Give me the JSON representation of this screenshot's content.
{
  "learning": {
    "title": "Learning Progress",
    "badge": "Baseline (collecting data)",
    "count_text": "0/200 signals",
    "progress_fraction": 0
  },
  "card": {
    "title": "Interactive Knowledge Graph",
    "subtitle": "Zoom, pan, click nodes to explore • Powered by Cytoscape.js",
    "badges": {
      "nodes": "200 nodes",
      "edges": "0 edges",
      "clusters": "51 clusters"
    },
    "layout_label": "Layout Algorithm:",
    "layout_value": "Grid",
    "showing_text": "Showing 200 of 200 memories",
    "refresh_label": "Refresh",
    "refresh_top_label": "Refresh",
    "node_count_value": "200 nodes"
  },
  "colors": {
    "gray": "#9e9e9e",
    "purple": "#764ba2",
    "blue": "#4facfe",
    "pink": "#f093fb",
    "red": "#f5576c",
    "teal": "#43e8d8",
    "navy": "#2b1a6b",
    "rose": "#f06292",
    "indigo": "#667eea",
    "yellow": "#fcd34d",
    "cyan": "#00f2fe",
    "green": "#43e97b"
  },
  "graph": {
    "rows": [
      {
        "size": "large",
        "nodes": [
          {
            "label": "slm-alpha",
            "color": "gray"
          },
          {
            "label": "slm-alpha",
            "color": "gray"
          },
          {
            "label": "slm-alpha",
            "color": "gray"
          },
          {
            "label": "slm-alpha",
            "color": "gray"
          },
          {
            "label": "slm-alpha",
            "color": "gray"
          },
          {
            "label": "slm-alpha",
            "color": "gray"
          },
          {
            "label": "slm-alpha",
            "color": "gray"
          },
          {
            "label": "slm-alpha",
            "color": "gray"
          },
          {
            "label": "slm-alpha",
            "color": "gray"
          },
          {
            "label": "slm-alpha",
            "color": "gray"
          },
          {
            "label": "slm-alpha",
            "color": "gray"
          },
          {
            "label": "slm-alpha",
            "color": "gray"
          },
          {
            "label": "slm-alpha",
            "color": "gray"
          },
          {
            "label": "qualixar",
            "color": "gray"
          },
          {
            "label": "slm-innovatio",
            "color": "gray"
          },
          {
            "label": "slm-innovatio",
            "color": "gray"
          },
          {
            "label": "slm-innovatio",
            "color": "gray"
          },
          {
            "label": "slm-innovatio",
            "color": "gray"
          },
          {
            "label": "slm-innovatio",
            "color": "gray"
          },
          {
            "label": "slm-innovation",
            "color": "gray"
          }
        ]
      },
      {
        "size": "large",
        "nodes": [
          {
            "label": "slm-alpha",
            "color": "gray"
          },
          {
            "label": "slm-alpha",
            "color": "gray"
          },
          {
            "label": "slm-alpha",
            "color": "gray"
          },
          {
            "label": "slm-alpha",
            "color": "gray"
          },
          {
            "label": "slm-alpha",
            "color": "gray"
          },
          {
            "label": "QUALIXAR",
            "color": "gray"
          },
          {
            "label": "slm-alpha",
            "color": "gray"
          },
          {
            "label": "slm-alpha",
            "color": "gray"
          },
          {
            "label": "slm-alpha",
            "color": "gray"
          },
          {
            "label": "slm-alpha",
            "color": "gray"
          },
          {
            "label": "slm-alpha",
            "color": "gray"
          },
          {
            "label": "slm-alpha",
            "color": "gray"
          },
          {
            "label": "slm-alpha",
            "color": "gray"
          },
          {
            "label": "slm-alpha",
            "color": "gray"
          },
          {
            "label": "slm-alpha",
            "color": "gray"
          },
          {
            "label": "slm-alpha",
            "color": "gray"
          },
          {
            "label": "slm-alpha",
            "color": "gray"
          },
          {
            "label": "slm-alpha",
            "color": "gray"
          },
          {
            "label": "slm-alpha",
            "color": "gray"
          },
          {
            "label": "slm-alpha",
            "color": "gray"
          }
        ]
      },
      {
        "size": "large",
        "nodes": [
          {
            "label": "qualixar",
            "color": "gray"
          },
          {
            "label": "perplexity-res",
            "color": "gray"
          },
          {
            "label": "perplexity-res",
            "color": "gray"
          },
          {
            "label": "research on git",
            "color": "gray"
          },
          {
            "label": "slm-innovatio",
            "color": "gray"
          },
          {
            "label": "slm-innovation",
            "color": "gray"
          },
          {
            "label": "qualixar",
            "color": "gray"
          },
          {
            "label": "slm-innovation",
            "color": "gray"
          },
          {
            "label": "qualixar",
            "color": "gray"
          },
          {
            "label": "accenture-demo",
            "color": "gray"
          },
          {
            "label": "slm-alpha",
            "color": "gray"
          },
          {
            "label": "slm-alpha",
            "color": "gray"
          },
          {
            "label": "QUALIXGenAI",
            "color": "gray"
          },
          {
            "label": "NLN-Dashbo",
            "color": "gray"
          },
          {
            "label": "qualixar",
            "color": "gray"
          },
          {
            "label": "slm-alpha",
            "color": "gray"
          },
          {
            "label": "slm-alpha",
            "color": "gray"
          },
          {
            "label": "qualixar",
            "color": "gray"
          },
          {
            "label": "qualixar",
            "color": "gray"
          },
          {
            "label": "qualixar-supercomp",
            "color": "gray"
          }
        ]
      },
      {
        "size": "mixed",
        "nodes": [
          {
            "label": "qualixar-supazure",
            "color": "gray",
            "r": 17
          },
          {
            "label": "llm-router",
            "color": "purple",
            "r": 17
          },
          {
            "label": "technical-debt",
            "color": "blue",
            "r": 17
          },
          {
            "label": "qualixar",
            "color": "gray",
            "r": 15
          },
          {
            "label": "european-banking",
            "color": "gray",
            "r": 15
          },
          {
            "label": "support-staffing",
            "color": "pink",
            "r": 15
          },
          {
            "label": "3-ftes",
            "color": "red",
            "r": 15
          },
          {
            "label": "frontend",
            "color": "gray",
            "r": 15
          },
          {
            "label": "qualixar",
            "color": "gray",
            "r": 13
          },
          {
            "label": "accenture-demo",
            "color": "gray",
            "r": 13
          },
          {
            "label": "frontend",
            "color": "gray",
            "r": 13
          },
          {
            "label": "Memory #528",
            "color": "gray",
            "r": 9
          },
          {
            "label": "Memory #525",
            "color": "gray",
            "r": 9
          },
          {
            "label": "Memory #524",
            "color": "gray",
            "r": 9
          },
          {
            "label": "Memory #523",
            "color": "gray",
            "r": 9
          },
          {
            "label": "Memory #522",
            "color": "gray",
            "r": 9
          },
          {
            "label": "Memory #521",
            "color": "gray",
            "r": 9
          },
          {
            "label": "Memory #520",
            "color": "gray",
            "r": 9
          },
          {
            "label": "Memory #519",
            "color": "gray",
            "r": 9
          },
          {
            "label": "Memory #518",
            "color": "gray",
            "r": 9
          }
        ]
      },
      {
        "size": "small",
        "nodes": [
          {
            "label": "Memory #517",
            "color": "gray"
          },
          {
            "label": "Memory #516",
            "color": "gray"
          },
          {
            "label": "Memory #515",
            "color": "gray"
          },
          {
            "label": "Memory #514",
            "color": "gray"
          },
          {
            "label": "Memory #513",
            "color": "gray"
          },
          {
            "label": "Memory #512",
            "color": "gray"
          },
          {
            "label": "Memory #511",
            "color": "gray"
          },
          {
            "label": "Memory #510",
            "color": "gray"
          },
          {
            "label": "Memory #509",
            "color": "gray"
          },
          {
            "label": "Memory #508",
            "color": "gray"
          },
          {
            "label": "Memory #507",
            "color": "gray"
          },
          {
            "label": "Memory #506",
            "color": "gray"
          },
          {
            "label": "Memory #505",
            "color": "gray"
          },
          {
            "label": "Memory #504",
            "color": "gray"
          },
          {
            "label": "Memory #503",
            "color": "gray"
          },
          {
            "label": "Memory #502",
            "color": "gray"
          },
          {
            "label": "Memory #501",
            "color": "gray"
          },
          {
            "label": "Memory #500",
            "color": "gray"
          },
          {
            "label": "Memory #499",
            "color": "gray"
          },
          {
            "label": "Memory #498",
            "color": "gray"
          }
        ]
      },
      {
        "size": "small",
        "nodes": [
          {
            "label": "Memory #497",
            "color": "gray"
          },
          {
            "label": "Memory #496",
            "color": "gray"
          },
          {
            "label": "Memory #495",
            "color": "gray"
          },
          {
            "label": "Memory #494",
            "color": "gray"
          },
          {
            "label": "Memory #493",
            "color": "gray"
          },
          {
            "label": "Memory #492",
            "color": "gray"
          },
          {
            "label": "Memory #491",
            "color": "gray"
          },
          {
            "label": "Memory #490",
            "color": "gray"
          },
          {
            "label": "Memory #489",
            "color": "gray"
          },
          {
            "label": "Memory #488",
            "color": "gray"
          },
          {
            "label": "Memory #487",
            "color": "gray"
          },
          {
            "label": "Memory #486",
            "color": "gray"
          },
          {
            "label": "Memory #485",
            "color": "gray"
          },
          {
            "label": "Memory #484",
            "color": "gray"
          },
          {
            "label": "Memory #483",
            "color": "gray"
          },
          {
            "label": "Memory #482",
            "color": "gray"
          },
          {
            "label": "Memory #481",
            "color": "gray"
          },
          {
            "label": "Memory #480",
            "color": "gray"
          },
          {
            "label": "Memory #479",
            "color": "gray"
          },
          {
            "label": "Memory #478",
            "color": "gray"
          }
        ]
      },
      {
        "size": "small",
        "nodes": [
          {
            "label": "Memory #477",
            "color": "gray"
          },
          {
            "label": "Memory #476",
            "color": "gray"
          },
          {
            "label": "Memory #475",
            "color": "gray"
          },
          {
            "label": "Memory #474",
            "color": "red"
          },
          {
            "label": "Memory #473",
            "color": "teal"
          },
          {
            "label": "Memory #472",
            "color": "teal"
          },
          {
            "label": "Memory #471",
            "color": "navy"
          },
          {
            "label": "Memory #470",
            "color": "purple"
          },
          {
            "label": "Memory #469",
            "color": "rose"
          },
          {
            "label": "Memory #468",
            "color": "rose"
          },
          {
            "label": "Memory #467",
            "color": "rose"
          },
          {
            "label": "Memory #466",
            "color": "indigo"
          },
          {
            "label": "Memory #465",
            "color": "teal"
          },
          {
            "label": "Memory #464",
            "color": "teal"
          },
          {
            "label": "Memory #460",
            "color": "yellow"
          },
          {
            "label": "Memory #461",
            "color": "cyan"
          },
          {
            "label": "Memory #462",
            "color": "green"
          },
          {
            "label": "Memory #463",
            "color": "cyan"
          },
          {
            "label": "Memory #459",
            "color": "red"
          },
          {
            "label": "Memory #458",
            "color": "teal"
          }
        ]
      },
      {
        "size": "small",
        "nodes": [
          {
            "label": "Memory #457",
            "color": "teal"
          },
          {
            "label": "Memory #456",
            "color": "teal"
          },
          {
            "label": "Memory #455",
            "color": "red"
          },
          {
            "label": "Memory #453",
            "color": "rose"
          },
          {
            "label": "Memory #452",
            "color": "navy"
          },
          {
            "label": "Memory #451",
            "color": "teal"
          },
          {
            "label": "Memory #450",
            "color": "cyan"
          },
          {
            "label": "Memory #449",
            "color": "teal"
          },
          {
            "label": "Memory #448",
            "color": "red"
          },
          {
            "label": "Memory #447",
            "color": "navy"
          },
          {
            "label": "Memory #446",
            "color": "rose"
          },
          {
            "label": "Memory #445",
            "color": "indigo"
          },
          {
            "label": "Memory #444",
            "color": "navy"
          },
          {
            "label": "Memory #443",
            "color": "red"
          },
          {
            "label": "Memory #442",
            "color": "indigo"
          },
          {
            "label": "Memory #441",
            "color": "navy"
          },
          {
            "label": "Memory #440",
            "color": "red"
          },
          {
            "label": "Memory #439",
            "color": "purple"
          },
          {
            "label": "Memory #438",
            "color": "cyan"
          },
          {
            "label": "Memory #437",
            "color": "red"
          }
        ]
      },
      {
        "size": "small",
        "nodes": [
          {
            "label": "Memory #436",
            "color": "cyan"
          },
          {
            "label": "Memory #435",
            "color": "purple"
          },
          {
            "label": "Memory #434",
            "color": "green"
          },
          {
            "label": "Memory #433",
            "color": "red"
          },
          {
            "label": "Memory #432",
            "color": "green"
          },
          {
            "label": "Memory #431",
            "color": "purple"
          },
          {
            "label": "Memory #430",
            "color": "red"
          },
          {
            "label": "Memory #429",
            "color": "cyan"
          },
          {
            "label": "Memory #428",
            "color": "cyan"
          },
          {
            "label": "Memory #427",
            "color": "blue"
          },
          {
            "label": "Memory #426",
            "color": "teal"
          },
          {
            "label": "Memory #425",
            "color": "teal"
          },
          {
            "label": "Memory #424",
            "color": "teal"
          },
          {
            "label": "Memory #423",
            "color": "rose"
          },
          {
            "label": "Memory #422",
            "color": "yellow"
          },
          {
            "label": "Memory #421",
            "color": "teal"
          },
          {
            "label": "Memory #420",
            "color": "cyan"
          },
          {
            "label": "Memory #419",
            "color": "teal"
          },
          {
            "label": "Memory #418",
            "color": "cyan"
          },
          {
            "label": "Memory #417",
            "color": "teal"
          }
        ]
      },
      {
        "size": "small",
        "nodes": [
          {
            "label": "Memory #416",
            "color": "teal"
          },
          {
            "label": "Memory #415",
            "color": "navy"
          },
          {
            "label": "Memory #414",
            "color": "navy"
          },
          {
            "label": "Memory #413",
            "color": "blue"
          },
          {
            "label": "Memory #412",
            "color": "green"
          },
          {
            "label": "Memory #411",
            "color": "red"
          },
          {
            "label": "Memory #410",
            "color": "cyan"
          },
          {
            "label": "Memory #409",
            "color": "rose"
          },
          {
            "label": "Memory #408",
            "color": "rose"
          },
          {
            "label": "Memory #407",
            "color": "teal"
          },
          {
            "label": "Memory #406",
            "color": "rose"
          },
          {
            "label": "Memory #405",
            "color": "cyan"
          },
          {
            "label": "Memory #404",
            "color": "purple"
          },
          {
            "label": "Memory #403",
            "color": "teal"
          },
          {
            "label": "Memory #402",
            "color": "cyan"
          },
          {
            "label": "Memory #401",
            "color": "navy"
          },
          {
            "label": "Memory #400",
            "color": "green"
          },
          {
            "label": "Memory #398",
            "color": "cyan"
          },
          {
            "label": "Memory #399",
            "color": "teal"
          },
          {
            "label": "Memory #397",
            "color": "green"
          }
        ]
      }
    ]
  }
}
=======
Tally the lines of the material above that contain the word "blue" and report the total alone.

4